OBJECTIVE: Return each line that holds the word "Self".

* BEGIN ENTRIES *

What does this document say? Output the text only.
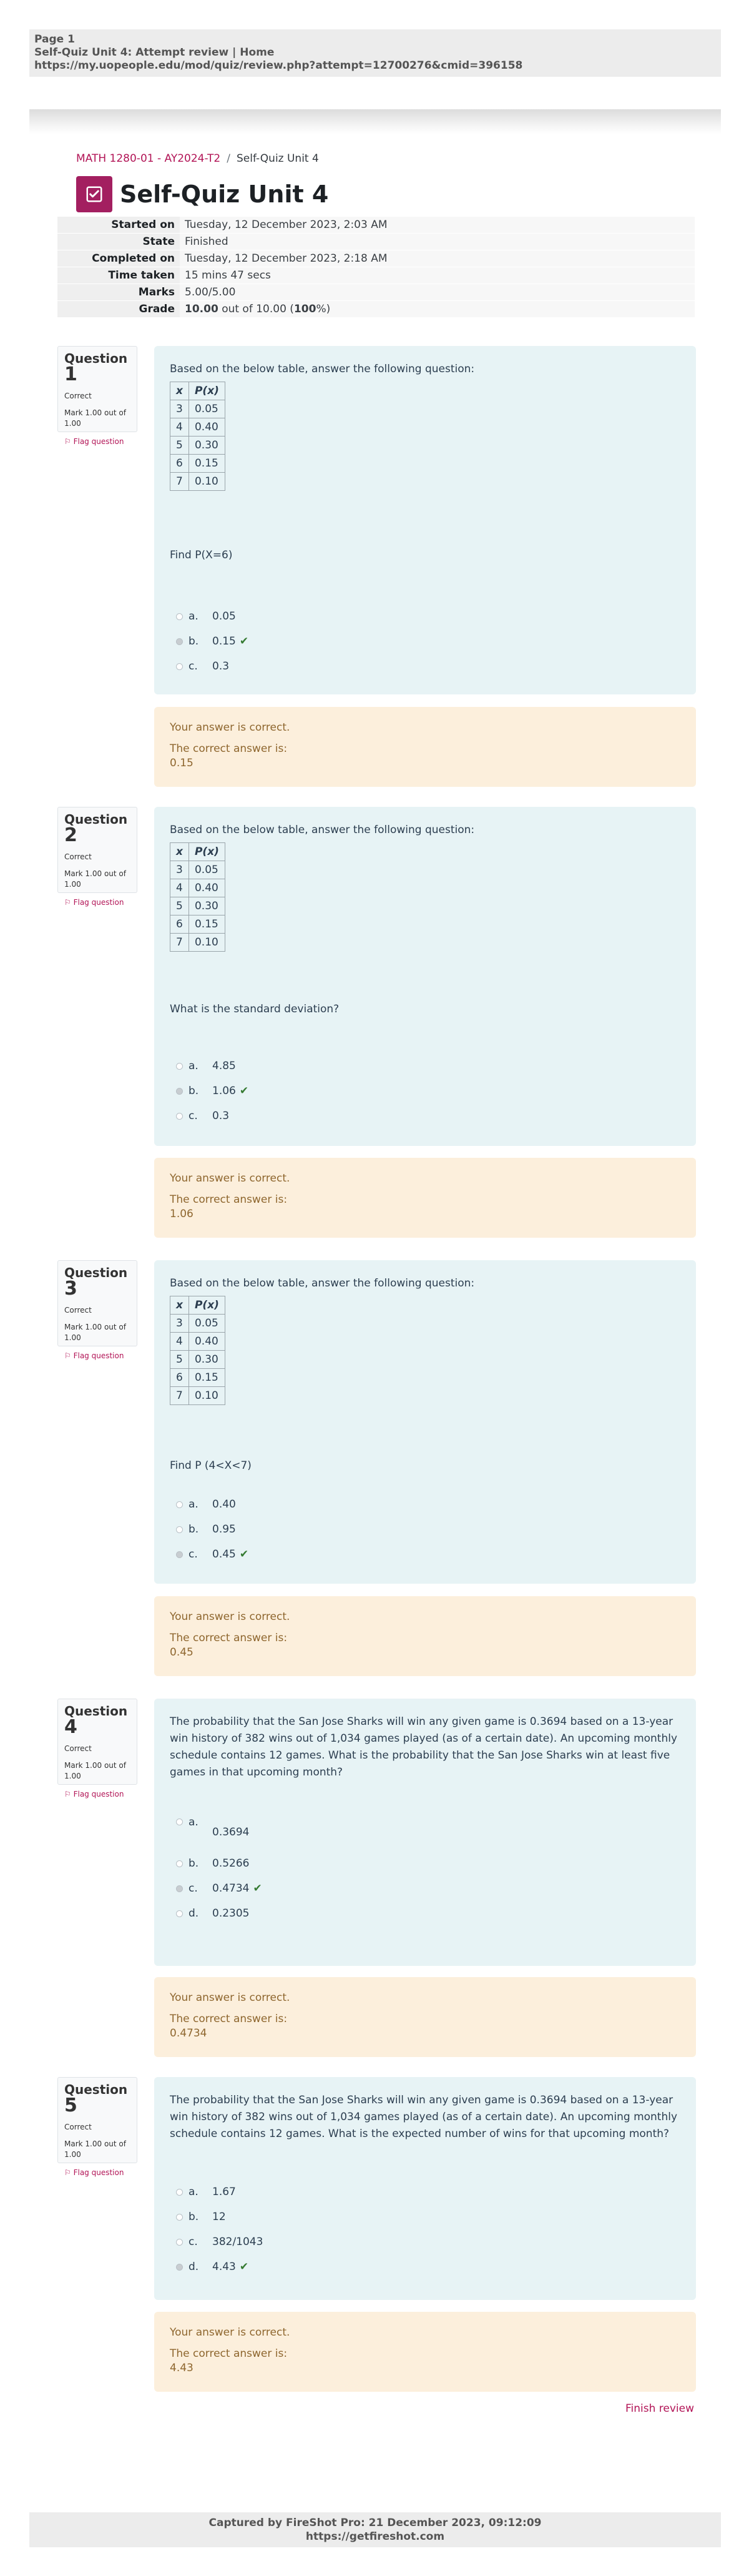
Page 1
Self-Quiz Unit 4: Attempt review | Home
https://my.uopeople.edu/mod/quiz/review.php?attempt=12700276&cmid=396158
MATH 1280-01 - AY2024-T2 / Self-Quiz Unit 4
Self-Quiz Unit 4
Started on	Tuesday, 12 December 2023, 2:03 AM
State	Finished
Completed on	Tuesday, 12 December 2023, 2:18 AM
Time taken	15 mins 47 secs
Marks	5.00/5.00
Grade	10.00 out of 10.00 (100%)
Question
1
Correct
Mark 1.00 out of 1.00
⚐ Flag question

Based on the below table, answer the following question:

x	P(x)
3	0.05
4	0.40
5	0.30
6	0.15
7	0.10

Find P(X=6)

a.	0.05
b.	0.15 ✔
c.	0.3
Your answer is correct.
The correct answer is:
0.15
Question
2
Correct
Mark 1.00 out of 1.00
⚐ Flag question

Based on the below table, answer the following question:

x	P(x)
3	0.05
4	0.40
5	0.30
6	0.15
7	0.10

What is the standard deviation?

a.	4.85
b.	1.06 ✔
c.	0.3
Your answer is correct.
The correct answer is:
1.06
Question
3
Correct
Mark 1.00 out of 1.00
⚐ Flag question

Based on the below table, answer the following question:

x	P(x)
3	0.05
4	0.40
5	0.30
6	0.15
7	0.10

Find P (4<X<7)

a.	0.40
b.	0.95
c.	0.45 ✔
Your answer is correct.
The correct answer is:
0.45
Question
4
Correct
Mark 1.00 out of 1.00
⚐ Flag question

The probability that the San Jose Sharks will win any given game is 0.3694 based on a 13-year win history of 382 wins out of 1,034 games played (as of a certain date). An upcoming monthly schedule contains 12 games. What is the probability that the San Jose Sharks win at least five games in that upcoming month?

a.
0.3694
b.	0.5266
c.	0.4734 ✔
d.	0.2305
Your answer is correct.
The correct answer is:
0.4734
Question
5
Correct
Mark 1.00 out of 1.00
⚐ Flag question

The probability that the San Jose Sharks will win any given game is 0.3694 based on a 13-year win history of 382 wins out of 1,034 games played (as of a certain date). An upcoming monthly schedule contains 12 games. What is the expected number of wins for that upcoming month?

a.	1.67
b.	12
c.	382/1043
d.	4.43 ✔
Your answer is correct.
The correct answer is:
4.43
Finish review
Captured by FireShot Pro: 21 December 2023, 09:12:09
https://getfireshot.com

* END ENTRIES *

WRITTEN SOLUTION:
Self-Quiz Unit 4: Attempt review | Home
MATH 1280-01 - AY2024-T2 / Self-Quiz Unit 4
Self-Quiz Unit 4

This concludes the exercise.